* **Job**
Reproduce the data below in full and exclude every picture.

[Records from a collection of figures]

»»

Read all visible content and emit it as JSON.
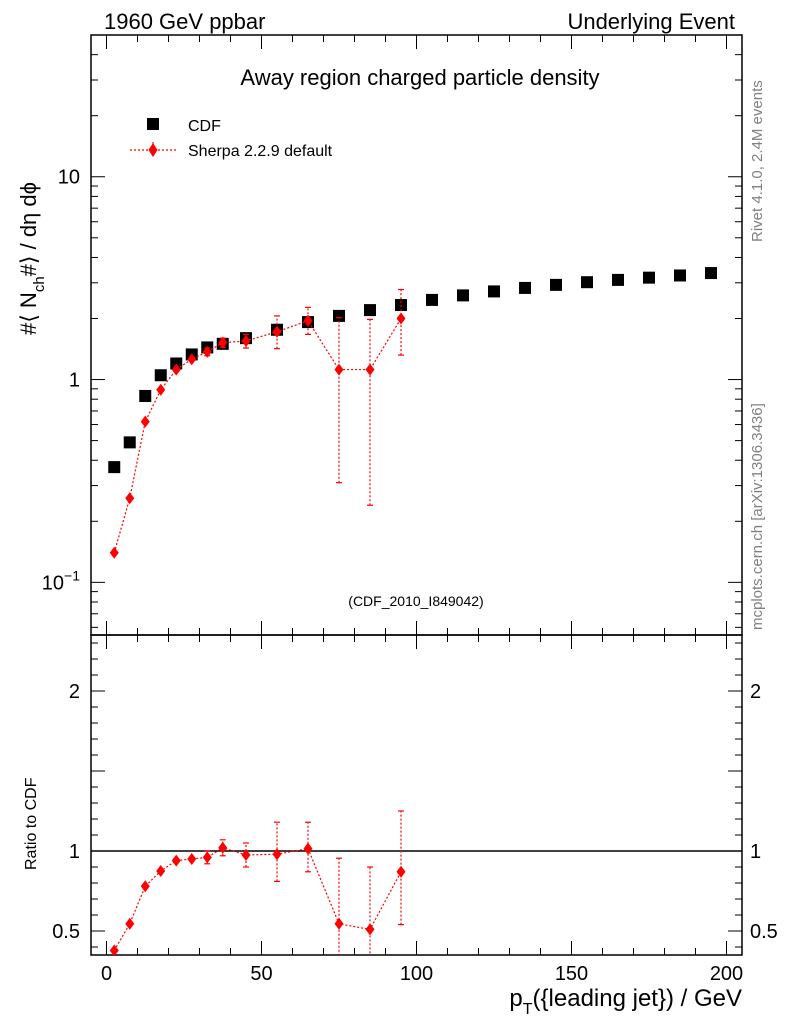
{
  "header": {
    "left": "1960 GeV ppbar",
    "right": "Underlying Event"
  },
  "side_labels": {
    "rivet": "Rivet 4.1.0,  2.4M events",
    "source": "mcplots.cern.ch [arXiv:1306.3436]"
  },
  "colors": {
    "data": "#000000",
    "mc": "#ff0000",
    "reference_line": "#000000"
  },
  "chart_data": [
    {
      "type": "scatter",
      "panel": "main",
      "title": "Away region charged particle density",
      "watermark": "(CDF_2010_I849042)",
      "xlabel_main": "p",
      "xlabel_sub": "T",
      "xlabel_rest": "({leading jet}) / GeV",
      "ylabel": {
        "prefix": "#⟨ N",
        "sub": "ch",
        "suffix": "#⟩ / dη dϕ"
      },
      "yscale": "log",
      "xlim": [
        -5,
        205
      ],
      "ylim": [
        0.055,
        50
      ],
      "x_ticks": [
        0,
        50,
        100,
        150,
        200
      ],
      "y_major_ticks": [
        {
          "value": 0.1,
          "base": "10",
          "exp": "−1"
        },
        {
          "value": 1,
          "label": "1"
        },
        {
          "value": 10,
          "label": "10"
        }
      ],
      "legend": {
        "position": "top-left",
        "entries": [
          {
            "label": "CDF",
            "marker": "square",
            "color": "#000000"
          },
          {
            "label": "Sherpa 2.2.9 default",
            "marker": "diamond",
            "color": "#ff0000"
          }
        ]
      },
      "series": [
        {
          "name": "CDF",
          "marker": "square",
          "color": "#000000",
          "x": [
            2.5,
            7.5,
            12.5,
            17.5,
            22.5,
            27.5,
            32.5,
            37.5,
            45,
            55,
            65,
            75,
            85,
            95,
            105,
            115,
            125,
            135,
            145,
            155,
            165,
            175,
            185,
            195
          ],
          "y": [
            0.37,
            0.49,
            0.83,
            1.05,
            1.2,
            1.33,
            1.44,
            1.5,
            1.6,
            1.76,
            1.92,
            2.06,
            2.2,
            2.33,
            2.47,
            2.6,
            2.72,
            2.83,
            2.93,
            3.02,
            3.1,
            3.18,
            3.26,
            3.35
          ]
        },
        {
          "name": "Sherpa 2.2.9 default",
          "marker": "diamond",
          "color": "#ff0000",
          "line": "dotted",
          "x": [
            2.5,
            7.5,
            12.5,
            17.5,
            22.5,
            27.5,
            32.5,
            37.5,
            45,
            55,
            65,
            75,
            85,
            95
          ],
          "y": [
            0.14,
            0.26,
            0.62,
            0.89,
            1.12,
            1.26,
            1.37,
            1.52,
            1.55,
            1.72,
            1.95,
            1.12,
            1.12,
            2.0
          ],
          "err_low": [
            null,
            null,
            null,
            null,
            null,
            null,
            0.06,
            0.08,
            0.12,
            0.3,
            0.28,
            0.81,
            0.88,
            0.68
          ],
          "err_high": [
            null,
            null,
            null,
            null,
            null,
            null,
            0.06,
            0.08,
            0.12,
            0.34,
            0.32,
            0.9,
            0.86,
            0.78
          ]
        }
      ]
    },
    {
      "type": "scatter",
      "panel": "ratio",
      "ylabel": "Ratio to CDF",
      "xlim": [
        -5,
        205
      ],
      "ylim": [
        0.35,
        2.35
      ],
      "y_ticks": [
        {
          "value": 0.5,
          "label": "0.5"
        },
        {
          "value": 1,
          "label": "1"
        },
        {
          "value": 2,
          "label": "2"
        }
      ],
      "reference_value": 1,
      "series": [
        {
          "name": "Sherpa 2.2.9 default / CDF",
          "marker": "diamond",
          "color": "#ff0000",
          "line": "dotted",
          "x": [
            2.5,
            7.5,
            12.5,
            17.5,
            22.5,
            27.5,
            32.5,
            37.5,
            45,
            55,
            65,
            75,
            85,
            95
          ],
          "y": [
            0.378,
            0.545,
            0.78,
            0.875,
            0.94,
            0.95,
            0.96,
            1.02,
            0.975,
            0.98,
            1.015,
            0.545,
            0.51,
            0.87
          ],
          "err_low": [
            null,
            null,
            null,
            null,
            null,
            null,
            0.04,
            0.05,
            0.075,
            0.17,
            0.145,
            0.4,
            0.4,
            0.33
          ],
          "err_high": [
            null,
            null,
            null,
            null,
            null,
            null,
            0.04,
            0.05,
            0.075,
            0.2,
            0.165,
            0.41,
            0.39,
            0.38
          ]
        }
      ]
    }
  ]
}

««

* **Task response**
Read all visible content and emit it as JSON.
{
  "header": {
    "left": "1960 GeV ppbar",
    "right": "Underlying Event"
  },
  "side_labels": {
    "rivet": "Rivet 4.1.0,  2.4M events",
    "source": "mcplots.cern.ch [arXiv:1306.3436]"
  },
  "colors": {
    "data": "#000000",
    "mc": "#ff0000",
    "reference_line": "#000000"
  },
  "chart_data": [
    {
      "type": "scatter",
      "panel": "main",
      "title": "Away region charged particle density",
      "watermark": "(CDF_2010_I849042)",
      "xlabel_main": "p",
      "xlabel_sub": "T",
      "xlabel_rest": "({leading jet}) / GeV",
      "ylabel": {
        "prefix": "#⟨ N",
        "sub": "ch",
        "suffix": "#⟩ / dη dϕ"
      },
      "yscale": "log",
      "xlim": [
        -5,
        205
      ],
      "ylim": [
        0.055,
        50
      ],
      "x_ticks": [
        0,
        50,
        100,
        150,
        200
      ],
      "y_major_ticks": [
        {
          "value": 0.1,
          "base": "10",
          "exp": "−1"
        },
        {
          "value": 1,
          "label": "1"
        },
        {
          "value": 10,
          "label": "10"
        }
      ],
      "legend": {
        "position": "top-left",
        "entries": [
          {
            "label": "CDF",
            "marker": "square",
            "color": "#000000"
          },
          {
            "label": "Sherpa 2.2.9 default",
            "marker": "diamond",
            "color": "#ff0000"
          }
        ]
      },
      "series": [
        {
          "name": "CDF",
          "marker": "square",
          "color": "#000000",
          "x": [
            2.5,
            7.5,
            12.5,
            17.5,
            22.5,
            27.5,
            32.5,
            37.5,
            45,
            55,
            65,
            75,
            85,
            95,
            105,
            115,
            125,
            135,
            145,
            155,
            165,
            175,
            185,
            195
          ],
          "y": [
            0.37,
            0.49,
            0.83,
            1.05,
            1.2,
            1.33,
            1.44,
            1.5,
            1.6,
            1.76,
            1.92,
            2.06,
            2.2,
            2.33,
            2.47,
            2.6,
            2.72,
            2.83,
            2.93,
            3.02,
            3.1,
            3.18,
            3.26,
            3.35
          ]
        },
        {
          "name": "Sherpa 2.2.9 default",
          "marker": "diamond",
          "color": "#ff0000",
          "line": "dotted",
          "x": [
            2.5,
            7.5,
            12.5,
            17.5,
            22.5,
            27.5,
            32.5,
            37.5,
            45,
            55,
            65,
            75,
            85,
            95
          ],
          "y": [
            0.14,
            0.26,
            0.62,
            0.89,
            1.12,
            1.26,
            1.37,
            1.52,
            1.55,
            1.72,
            1.95,
            1.12,
            1.12,
            2.0
          ],
          "err_low": [
            null,
            null,
            null,
            null,
            null,
            null,
            0.06,
            0.08,
            0.12,
            0.3,
            0.28,
            0.81,
            0.88,
            0.68
          ],
          "err_high": [
            null,
            null,
            null,
            null,
            null,
            null,
            0.06,
            0.08,
            0.12,
            0.34,
            0.32,
            0.9,
            0.86,
            0.78
          ]
        }
      ]
    },
    {
      "type": "scatter",
      "panel": "ratio",
      "ylabel": "Ratio to CDF",
      "xlim": [
        -5,
        205
      ],
      "ylim": [
        0.35,
        2.35
      ],
      "y_ticks": [
        {
          "value": 0.5,
          "label": "0.5"
        },
        {
          "value": 1,
          "label": "1"
        },
        {
          "value": 2,
          "label": "2"
        }
      ],
      "reference_value": 1,
      "series": [
        {
          "name": "Sherpa 2.2.9 default / CDF",
          "marker": "diamond",
          "color": "#ff0000",
          "line": "dotted",
          "x": [
            2.5,
            7.5,
            12.5,
            17.5,
            22.5,
            27.5,
            32.5,
            37.5,
            45,
            55,
            65,
            75,
            85,
            95
          ],
          "y": [
            0.378,
            0.545,
            0.78,
            0.875,
            0.94,
            0.95,
            0.96,
            1.02,
            0.975,
            0.98,
            1.015,
            0.545,
            0.51,
            0.87
          ],
          "err_low": [
            null,
            null,
            null,
            null,
            null,
            null,
            0.04,
            0.05,
            0.075,
            0.17,
            0.145,
            0.4,
            0.4,
            0.33
          ],
          "err_high": [
            null,
            null,
            null,
            null,
            null,
            null,
            0.04,
            0.05,
            0.075,
            0.2,
            0.165,
            0.41,
            0.39,
            0.38
          ]
        }
      ]
    }
  ]
}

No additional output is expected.